Task instructions. The records should be written out in full, with nothing altered.

Input data.
┄┄┄┄┄┄┄┄┄┄┄┄┄┄┄┄┄┄┄┄
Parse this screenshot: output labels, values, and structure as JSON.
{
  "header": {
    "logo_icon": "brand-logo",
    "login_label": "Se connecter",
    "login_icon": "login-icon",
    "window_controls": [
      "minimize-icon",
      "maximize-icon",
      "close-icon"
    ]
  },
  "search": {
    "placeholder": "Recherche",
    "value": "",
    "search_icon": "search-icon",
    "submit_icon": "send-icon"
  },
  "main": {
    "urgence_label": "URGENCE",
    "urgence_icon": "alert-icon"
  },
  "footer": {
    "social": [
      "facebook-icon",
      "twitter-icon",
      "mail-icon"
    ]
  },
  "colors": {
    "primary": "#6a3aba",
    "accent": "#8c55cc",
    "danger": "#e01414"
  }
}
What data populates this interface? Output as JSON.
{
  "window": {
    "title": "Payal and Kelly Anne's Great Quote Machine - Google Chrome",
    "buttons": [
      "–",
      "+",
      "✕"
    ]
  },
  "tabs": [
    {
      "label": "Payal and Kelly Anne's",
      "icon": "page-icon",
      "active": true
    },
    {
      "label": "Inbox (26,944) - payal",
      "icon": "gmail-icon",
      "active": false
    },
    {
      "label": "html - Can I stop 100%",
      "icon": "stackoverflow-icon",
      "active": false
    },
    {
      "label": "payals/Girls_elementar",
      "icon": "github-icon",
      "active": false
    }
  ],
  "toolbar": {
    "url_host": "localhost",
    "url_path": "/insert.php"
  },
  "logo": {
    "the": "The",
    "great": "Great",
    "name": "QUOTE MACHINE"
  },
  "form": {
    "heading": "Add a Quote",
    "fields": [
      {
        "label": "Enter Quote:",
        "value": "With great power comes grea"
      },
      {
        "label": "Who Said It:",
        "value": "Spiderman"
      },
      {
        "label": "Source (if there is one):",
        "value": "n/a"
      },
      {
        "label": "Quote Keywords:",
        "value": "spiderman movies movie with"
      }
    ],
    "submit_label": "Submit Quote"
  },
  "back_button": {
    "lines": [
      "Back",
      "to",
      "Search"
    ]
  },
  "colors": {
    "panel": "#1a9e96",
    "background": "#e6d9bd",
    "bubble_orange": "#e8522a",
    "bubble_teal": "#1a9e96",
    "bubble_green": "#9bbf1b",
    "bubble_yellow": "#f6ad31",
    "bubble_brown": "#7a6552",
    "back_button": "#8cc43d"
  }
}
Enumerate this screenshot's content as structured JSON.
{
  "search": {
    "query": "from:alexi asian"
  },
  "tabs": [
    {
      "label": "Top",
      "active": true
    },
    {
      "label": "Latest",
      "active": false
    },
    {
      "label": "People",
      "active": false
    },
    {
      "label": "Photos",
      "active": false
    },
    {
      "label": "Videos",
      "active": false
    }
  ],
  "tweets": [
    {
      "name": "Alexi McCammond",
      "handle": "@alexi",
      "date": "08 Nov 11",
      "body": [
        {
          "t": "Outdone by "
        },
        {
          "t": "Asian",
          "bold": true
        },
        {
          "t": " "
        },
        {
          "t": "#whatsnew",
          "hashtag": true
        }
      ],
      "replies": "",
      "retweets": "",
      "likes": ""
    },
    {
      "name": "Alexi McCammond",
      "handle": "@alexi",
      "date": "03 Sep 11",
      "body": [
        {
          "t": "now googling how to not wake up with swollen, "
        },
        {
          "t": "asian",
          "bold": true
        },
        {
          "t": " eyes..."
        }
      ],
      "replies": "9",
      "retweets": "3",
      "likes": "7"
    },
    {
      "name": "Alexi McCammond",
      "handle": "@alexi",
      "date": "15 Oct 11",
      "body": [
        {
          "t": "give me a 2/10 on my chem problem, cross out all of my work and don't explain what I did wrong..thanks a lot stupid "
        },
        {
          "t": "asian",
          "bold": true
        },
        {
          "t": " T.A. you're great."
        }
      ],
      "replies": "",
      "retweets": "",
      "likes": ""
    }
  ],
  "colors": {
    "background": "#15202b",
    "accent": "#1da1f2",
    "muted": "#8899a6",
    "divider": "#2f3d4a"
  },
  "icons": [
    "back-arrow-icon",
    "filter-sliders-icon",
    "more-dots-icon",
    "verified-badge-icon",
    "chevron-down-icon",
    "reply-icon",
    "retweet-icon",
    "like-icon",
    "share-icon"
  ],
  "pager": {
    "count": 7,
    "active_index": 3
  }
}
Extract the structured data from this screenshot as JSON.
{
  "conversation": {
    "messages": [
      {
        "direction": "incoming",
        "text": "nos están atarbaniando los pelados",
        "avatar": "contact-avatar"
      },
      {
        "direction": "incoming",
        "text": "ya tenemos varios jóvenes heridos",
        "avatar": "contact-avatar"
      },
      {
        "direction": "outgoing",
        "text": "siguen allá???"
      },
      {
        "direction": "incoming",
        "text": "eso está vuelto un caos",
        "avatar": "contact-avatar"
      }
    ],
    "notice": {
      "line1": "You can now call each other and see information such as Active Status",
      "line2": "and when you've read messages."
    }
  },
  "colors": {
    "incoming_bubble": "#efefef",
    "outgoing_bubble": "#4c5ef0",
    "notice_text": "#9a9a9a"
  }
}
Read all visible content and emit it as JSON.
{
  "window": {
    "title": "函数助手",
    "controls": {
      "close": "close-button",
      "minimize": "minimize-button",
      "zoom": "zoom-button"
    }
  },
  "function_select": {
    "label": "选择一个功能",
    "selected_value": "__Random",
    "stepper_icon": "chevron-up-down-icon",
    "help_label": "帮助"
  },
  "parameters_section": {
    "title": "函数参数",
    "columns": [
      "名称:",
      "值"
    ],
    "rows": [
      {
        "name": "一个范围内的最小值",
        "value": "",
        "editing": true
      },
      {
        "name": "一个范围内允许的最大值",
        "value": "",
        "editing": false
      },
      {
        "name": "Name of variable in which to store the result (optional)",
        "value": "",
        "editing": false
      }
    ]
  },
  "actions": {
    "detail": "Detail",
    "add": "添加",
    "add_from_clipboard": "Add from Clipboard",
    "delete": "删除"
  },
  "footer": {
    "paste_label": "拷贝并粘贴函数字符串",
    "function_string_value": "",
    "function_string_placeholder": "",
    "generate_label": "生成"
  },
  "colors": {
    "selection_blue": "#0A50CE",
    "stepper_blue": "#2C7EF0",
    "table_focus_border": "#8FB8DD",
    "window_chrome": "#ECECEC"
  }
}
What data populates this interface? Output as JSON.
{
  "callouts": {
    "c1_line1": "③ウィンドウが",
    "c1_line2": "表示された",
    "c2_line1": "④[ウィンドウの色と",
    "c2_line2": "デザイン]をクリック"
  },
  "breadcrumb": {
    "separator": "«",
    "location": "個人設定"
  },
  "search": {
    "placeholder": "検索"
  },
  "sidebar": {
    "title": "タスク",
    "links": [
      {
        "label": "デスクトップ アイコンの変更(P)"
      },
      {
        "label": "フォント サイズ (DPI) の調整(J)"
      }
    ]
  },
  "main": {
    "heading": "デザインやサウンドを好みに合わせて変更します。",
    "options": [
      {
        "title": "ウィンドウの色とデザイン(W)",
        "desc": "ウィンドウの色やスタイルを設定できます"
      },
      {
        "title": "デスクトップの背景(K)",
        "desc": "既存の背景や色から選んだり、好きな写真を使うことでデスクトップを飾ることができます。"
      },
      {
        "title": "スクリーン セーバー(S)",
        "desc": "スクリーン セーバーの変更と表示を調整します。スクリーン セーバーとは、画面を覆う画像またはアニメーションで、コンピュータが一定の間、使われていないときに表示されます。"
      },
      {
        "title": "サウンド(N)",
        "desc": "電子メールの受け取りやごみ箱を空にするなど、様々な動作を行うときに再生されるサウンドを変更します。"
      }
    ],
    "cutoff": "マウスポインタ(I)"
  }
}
┄┄┄┄┄┄┄┄┄┄┄┄┄┄┄┄┄┄┄┄
The completed task.
Parse this screenshot: output labels, values, and structure as JSON.
{
  "header": {
    "logo_icon": "brand-logo",
    "login_label": "Se connecter",
    "login_icon": "login-icon",
    "window_controls": [
      "minimize-icon",
      "maximize-icon",
      "close-icon"
    ]
  },
  "search": {
    "placeholder": "Recherche",
    "value": "",
    "search_icon": "search-icon",
    "submit_icon": "send-icon"
  },
  "main": {
    "urgence_label": "URGENCE",
    "urgence_icon": "alert-icon"
  },
  "footer": {
    "social": [
      "facebook-icon",
      "twitter-icon",
      "mail-icon"
    ]
  },
  "colors": {
    "primary": "#6a3aba",
    "accent": "#8c55cc",
    "danger": "#e01414"
  }
}
What data populates this interface? Output as JSON.
{
  "window": {
    "title": "Payal and Kelly Anne's Great Quote Machine - Google Chrome",
    "buttons": [
      "–",
      "+",
      "✕"
    ]
  },
  "tabs": [
    {
      "label": "Payal and Kelly Anne's",
      "icon": "page-icon",
      "active": true
    },
    {
      "label": "Inbox (26,944) - payal",
      "icon": "gmail-icon",
      "active": false
    },
    {
      "label": "html - Can I stop 100%",
      "icon": "stackoverflow-icon",
      "active": false
    },
    {
      "label": "payals/Girls_elementar",
      "icon": "github-icon",
      "active": false
    }
  ],
  "toolbar": {
    "url_host": "localhost",
    "url_path": "/insert.php"
  },
  "logo": {
    "the": "The",
    "great": "Great",
    "name": "QUOTE MACHINE"
  },
  "form": {
    "heading": "Add a Quote",
    "fields": [
      {
        "label": "Enter Quote:",
        "value": "With great power comes grea"
      },
      {
        "label": "Who Said It:",
        "value": "Spiderman"
      },
      {
        "label": "Source (if there is one):",
        "value": "n/a"
      },
      {
        "label": "Quote Keywords:",
        "value": "spiderman movies movie with"
      }
    ],
    "submit_label": "Submit Quote"
  },
  "back_button": {
    "lines": [
      "Back",
      "to",
      "Search"
    ]
  },
  "colors": {
    "panel": "#1a9e96",
    "background": "#e6d9bd",
    "bubble_orange": "#e8522a",
    "bubble_teal": "#1a9e96",
    "bubble_green": "#9bbf1b",
    "bubble_yellow": "#f6ad31",
    "bubble_brown": "#7a6552",
    "back_button": "#8cc43d"
  }
}
Enumerate this screenshot's content as structured JSON.
{
  "search": {
    "query": "from:alexi asian"
  },
  "tabs": [
    {
      "label": "Top",
      "active": true
    },
    {
      "label": "Latest",
      "active": false
    },
    {
      "label": "People",
      "active": false
    },
    {
      "label": "Photos",
      "active": false
    },
    {
      "label": "Videos",
      "active": false
    }
  ],
  "tweets": [
    {
      "name": "Alexi McCammond",
      "handle": "@alexi",
      "date": "08 Nov 11",
      "body": [
        {
          "t": "Outdone by "
        },
        {
          "t": "Asian",
          "bold": true
        },
        {
          "t": " "
        },
        {
          "t": "#whatsnew",
          "hashtag": true
        }
      ],
      "replies": "",
      "retweets": "",
      "likes": ""
    },
    {
      "name": "Alexi McCammond",
      "handle": "@alexi",
      "date": "03 Sep 11",
      "body": [
        {
          "t": "now googling how to not wake up with swollen, "
        },
        {
          "t": "asian",
          "bold": true
        },
        {
          "t": " eyes..."
        }
      ],
      "replies": "9",
      "retweets": "3",
      "likes": "7"
    },
    {
      "name": "Alexi McCammond",
      "handle": "@alexi",
      "date": "15 Oct 11",
      "body": [
        {
          "t": "give me a 2/10 on my chem problem, cross out all of my work and don't explain what I did wrong..thanks a lot stupid "
        },
        {
          "t": "asian",
          "bold": true
        },
        {
          "t": " T.A. you're great."
        }
      ],
      "replies": "",
      "retweets": "",
      "likes": ""
    }
  ],
  "colors": {
    "background": "#15202b",
    "accent": "#1da1f2",
    "muted": "#8899a6",
    "divider": "#2f3d4a"
  },
  "icons": [
    "back-arrow-icon",
    "filter-sliders-icon",
    "more-dots-icon",
    "verified-badge-icon",
    "chevron-down-icon",
    "reply-icon",
    "retweet-icon",
    "like-icon",
    "share-icon"
  ],
  "pager": {
    "count": 7,
    "active_index": 3
  }
}
Extract the structured data from this screenshot as JSON.
{
  "conversation": {
    "messages": [
      {
        "direction": "incoming",
        "text": "nos están atarbaniando los pelados",
        "avatar": "contact-avatar"
      },
      {
        "direction": "incoming",
        "text": "ya tenemos varios jóvenes heridos",
        "avatar": "contact-avatar"
      },
      {
        "direction": "outgoing",
        "text": "siguen allá???"
      },
      {
        "direction": "incoming",
        "text": "eso está vuelto un caos",
        "avatar": "contact-avatar"
      }
    ],
    "notice": {
      "line1": "You can now call each other and see information such as Active Status",
      "line2": "and when you've read messages."
    }
  },
  "colors": {
    "incoming_bubble": "#efefef",
    "outgoing_bubble": "#4c5ef0",
    "notice_text": "#9a9a9a"
  }
}
Read all visible content and emit it as JSON.
{
  "window": {
    "title": "函数助手",
    "controls": {
      "close": "close-button",
      "minimize": "minimize-button",
      "zoom": "zoom-button"
    }
  },
  "function_select": {
    "label": "选择一个功能",
    "selected_value": "__Random",
    "stepper_icon": "chevron-up-down-icon",
    "help_label": "帮助"
  },
  "parameters_section": {
    "title": "函数参数",
    "columns": [
      "名称:",
      "值"
    ],
    "rows": [
      {
        "name": "一个范围内的最小值",
        "value": "",
        "editing": true
      },
      {
        "name": "一个范围内允许的最大值",
        "value": "",
        "editing": false
      },
      {
        "name": "Name of variable in which to store the result (optional)",
        "value": "",
        "editing": false
      }
    ]
  },
  "actions": {
    "detail": "Detail",
    "add": "添加",
    "add_from_clipboard": "Add from Clipboard",
    "delete": "删除"
  },
  "footer": {
    "paste_label": "拷贝并粘贴函数字符串",
    "function_string_value": "",
    "function_string_placeholder": "",
    "generate_label": "生成"
  },
  "colors": {
    "selection_blue": "#0A50CE",
    "stepper_blue": "#2C7EF0",
    "table_focus_border": "#8FB8DD",
    "window_chrome": "#ECECEC"
  }
}
What data populates this interface? Output as JSON.
{
  "callouts": {
    "c1_line1": "③ウィンドウが",
    "c1_line2": "表示された",
    "c2_line1": "④[ウィンドウの色と",
    "c2_line2": "デザイン]をクリック"
  },
  "breadcrumb": {
    "separator": "«",
    "location": "個人設定"
  },
  "search": {
    "placeholder": "検索"
  },
  "sidebar": {
    "title": "タスク",
    "links": [
      {
        "label": "デスクトップ アイコンの変更(P)"
      },
      {
        "label": "フォント サイズ (DPI) の調整(J)"
      }
    ]
  },
  "main": {
    "heading": "デザインやサウンドを好みに合わせて変更します。",
    "options": [
      {
        "title": "ウィンドウの色とデザイン(W)",
        "desc": "ウィンドウの色やスタイルを設定できます"
      },
      {
        "title": "デスクトップの背景(K)",
        "desc": "既存の背景や色から選んだり、好きな写真を使うことでデスクトップを飾ることができます。"
      },
      {
        "title": "スクリーン セーバー(S)",
        "desc": "スクリーン セーバーの変更と表示を調整します。スクリーン セーバーとは、画面を覆う画像またはアニメーションで、コンピュータが一定の間、使われていないときに表示されます。"
      },
      {
        "title": "サウンド(N)",
        "desc": "電子メールの受け取りやごみ箱を空にするなど、様々な動作を行うときに再生されるサウンドを変更します。"
      }
    ],
    "cutoff": "マウスポインタ(I)"
  }
}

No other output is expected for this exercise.